DESCRIPTION OF THE TASK: Send each entry back exactly as given, pictures excluded.

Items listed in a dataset
++++++++++

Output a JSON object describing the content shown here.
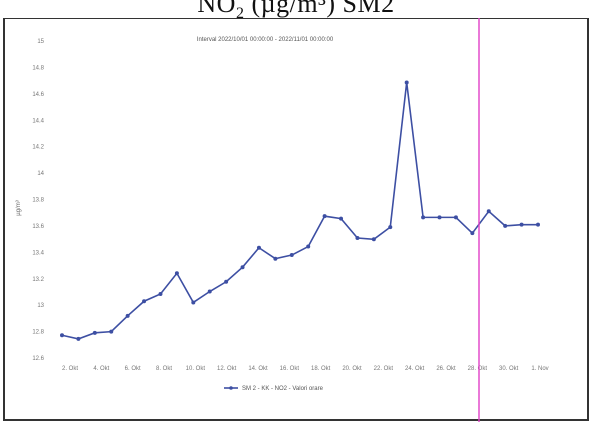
{
  "caption": {
    "text": "",
    "pollutant": "NO",
    "subscript": "2",
    "unit": "(µg/m³) SM2"
  },
  "chart_data": {
    "type": "line",
    "title": "Interval 2022/10/01 00:00:00 - 2022/11/01 00:00:00",
    "xlabel": "",
    "ylabel": "µg/m³",
    "x": [
      "2 Oct",
      "3 Oct",
      "4 Oct",
      "5 Oct",
      "6 Oct",
      "7 Oct",
      "8 Oct",
      "9 Oct",
      "10 Oct",
      "11 Oct",
      "12 Oct",
      "13 Oct",
      "14 Oct",
      "15 Oct",
      "16 Oct",
      "17 Oct",
      "18 Oct",
      "19 Oct",
      "20 Oct",
      "21 Oct",
      "22 Oct",
      "23 Oct",
      "24 Oct",
      "25 Oct",
      "26 Oct",
      "27 Oct",
      "28 Oct",
      "29 Oct",
      "30 Oct",
      "31 Oct"
    ],
    "x_tick_labels": [
      "2. Okt",
      "4. Okt",
      "6. Okt",
      "8. Okt",
      "10. Okt",
      "12. Okt",
      "14. Okt",
      "16. Okt",
      "18. Okt",
      "20. Okt",
      "22. Okt",
      "24. Okt",
      "26. Okt",
      "28. Okt",
      "30. Okt",
      "1. Nov"
    ],
    "y_tick_labels": [
      "12.6",
      "12.8",
      "13",
      "13.2",
      "13.4",
      "13.6",
      "13.8",
      "14",
      "14.2",
      "14.4",
      "14.6",
      "14.8",
      "15"
    ],
    "ylim": [
      12.5,
      15.1
    ],
    "grid": false,
    "legend_position": "bottom",
    "series": [
      {
        "name": "SM 2 - KK - NO2 - Valori orare",
        "color": "#3d4fa3",
        "values": [
          12.72,
          12.69,
          12.74,
          12.75,
          12.88,
          13.0,
          13.06,
          13.23,
          12.99,
          13.08,
          13.16,
          13.28,
          13.44,
          13.35,
          13.38,
          13.45,
          13.7,
          13.68,
          13.52,
          13.51,
          13.61,
          14.8,
          13.69,
          13.69,
          13.69,
          13.56,
          13.74,
          13.62,
          13.63,
          13.63
        ]
      }
    ]
  },
  "marker_line": {
    "color": "#e040c8"
  }
}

++++++++++

TASK RESULT:
Output a JSON object describing the content shown here.
{
  "caption": {
    "text": "",
    "pollutant": "NO",
    "subscript": "2",
    "unit": "(µg/m³) SM2"
  },
  "chart_data": {
    "type": "line",
    "title": "Interval 2022/10/01 00:00:00 - 2022/11/01 00:00:00",
    "xlabel": "",
    "ylabel": "µg/m³",
    "x": [
      "2 Oct",
      "3 Oct",
      "4 Oct",
      "5 Oct",
      "6 Oct",
      "7 Oct",
      "8 Oct",
      "9 Oct",
      "10 Oct",
      "11 Oct",
      "12 Oct",
      "13 Oct",
      "14 Oct",
      "15 Oct",
      "16 Oct",
      "17 Oct",
      "18 Oct",
      "19 Oct",
      "20 Oct",
      "21 Oct",
      "22 Oct",
      "23 Oct",
      "24 Oct",
      "25 Oct",
      "26 Oct",
      "27 Oct",
      "28 Oct",
      "29 Oct",
      "30 Oct",
      "31 Oct"
    ],
    "x_tick_labels": [
      "2. Okt",
      "4. Okt",
      "6. Okt",
      "8. Okt",
      "10. Okt",
      "12. Okt",
      "14. Okt",
      "16. Okt",
      "18. Okt",
      "20. Okt",
      "22. Okt",
      "24. Okt",
      "26. Okt",
      "28. Okt",
      "30. Okt",
      "1. Nov"
    ],
    "y_tick_labels": [
      "12.6",
      "12.8",
      "13",
      "13.2",
      "13.4",
      "13.6",
      "13.8",
      "14",
      "14.2",
      "14.4",
      "14.6",
      "14.8",
      "15"
    ],
    "ylim": [
      12.5,
      15.1
    ],
    "grid": false,
    "legend_position": "bottom",
    "series": [
      {
        "name": "SM 2 - KK - NO2 - Valori orare",
        "color": "#3d4fa3",
        "values": [
          12.72,
          12.69,
          12.74,
          12.75,
          12.88,
          13.0,
          13.06,
          13.23,
          12.99,
          13.08,
          13.16,
          13.28,
          13.44,
          13.35,
          13.38,
          13.45,
          13.7,
          13.68,
          13.52,
          13.51,
          13.61,
          14.8,
          13.69,
          13.69,
          13.69,
          13.56,
          13.74,
          13.62,
          13.63,
          13.63
        ]
      }
    ]
  },
  "marker_line": {
    "color": "#e040c8"
  }
}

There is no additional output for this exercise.